**Work instructions**
Transcribe all the entries word for word, skipping the pictures.

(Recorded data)
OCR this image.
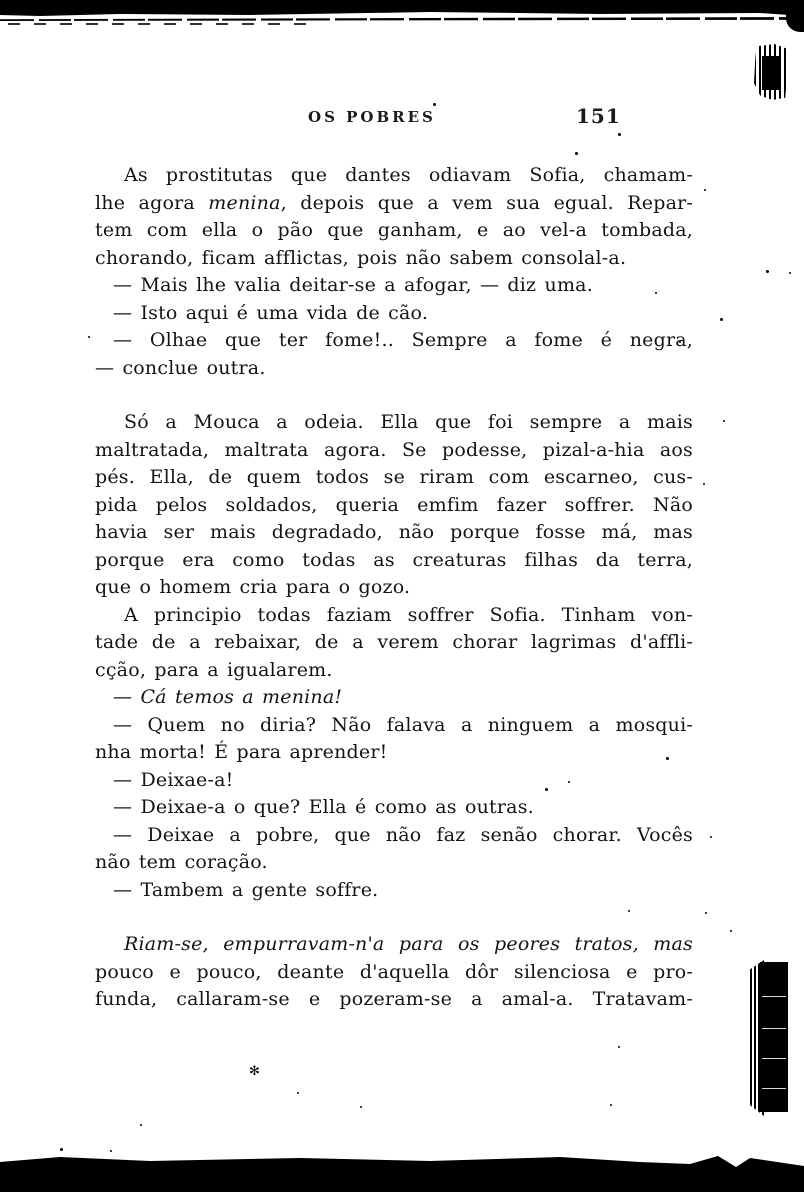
✻
OS POBRES	151
As prostitutas que dantes odiavam Sofia, chamam-
lhe agora menina, depois que a vem sua egual. Repar-
tem com ella o pão que ganham, e ao vel-a tombada,
chorando, ficam afflictas, pois não sabem consolal-a.
— Mais lhe valia deitar-se a afogar, — diz uma.
— Isto aqui é uma vida de cão.
— Olhae que ter fome!.. Sempre a fome é negra,
— conclue outra.
Só a Mouca a odeia. Ella que foi sempre a mais
maltratada, maltrata agora. Se podesse, pizal-a-hia aos
pés. Ella, de quem todos se riram com escarneo, cus-
pida pelos soldados, queria emfim fazer soffrer. Não
havia ser mais degradado, não porque fosse má, mas
porque era como todas as creaturas filhas da terra,
que o homem cria para o gozo.
A principio todas faziam soffrer Sofia. Tinham von-
tade de a rebaixar, de a verem chorar lagrimas d'affli-
cção, para a igualarem.
— Cá temos a menina!
— Quem no diria? Não falava a ninguem a mosqui-
nha morta! É para aprender!
— Deixae-a!
— Deixae-a o que? Ella é como as outras.
— Deixae a pobre, que não faz senão chorar. Vocês
não tem coração.
— Tambem a gente soffre.
Riam-se, empurravam-n'a para os peores tratos, mas
pouco e pouco, deante d'aquella dôr silenciosa e pro-
funda, callaram-se e pozeram-se a amal-a. Tratavam-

**Full answer**
OCR this image.
✻
OS POBRES	151
As prostitutas que dantes odiavam Sofia, chamam-
lhe agora menina, depois que a vem sua egual. Repar-
tem com ella o pão que ganham, e ao vel-a tombada,
chorando, ficam afflictas, pois não sabem consolal-a.
— Mais lhe valia deitar-se a afogar, — diz uma.
— Isto aqui é uma vida de cão.
— Olhae que ter fome!.. Sempre a fome é negra,
— conclue outra.
Só a Mouca a odeia. Ella que foi sempre a mais
maltratada, maltrata agora. Se podesse, pizal-a-hia aos
pés. Ella, de quem todos se riram com escarneo, cus-
pida pelos soldados, queria emfim fazer soffrer. Não
havia ser mais degradado, não porque fosse má, mas
porque era como todas as creaturas filhas da terra,
que o homem cria para o gozo.
A principio todas faziam soffrer Sofia. Tinham von-
tade de a rebaixar, de a verem chorar lagrimas d'affli-
cção, para a igualarem.
— Cá temos a menina!
— Quem no diria? Não falava a ninguem a mosqui-
nha morta! É para aprender!
— Deixae-a!
— Deixae-a o que? Ella é como as outras.
— Deixae a pobre, que não faz senão chorar. Vocês
não tem coração.
— Tambem a gente soffre.
Riam-se, empurravam-n'a para os peores tratos, mas
pouco e pouco, deante d'aquella dôr silenciosa e pro-
funda, callaram-se e pozeram-se a amal-a. Tratavam-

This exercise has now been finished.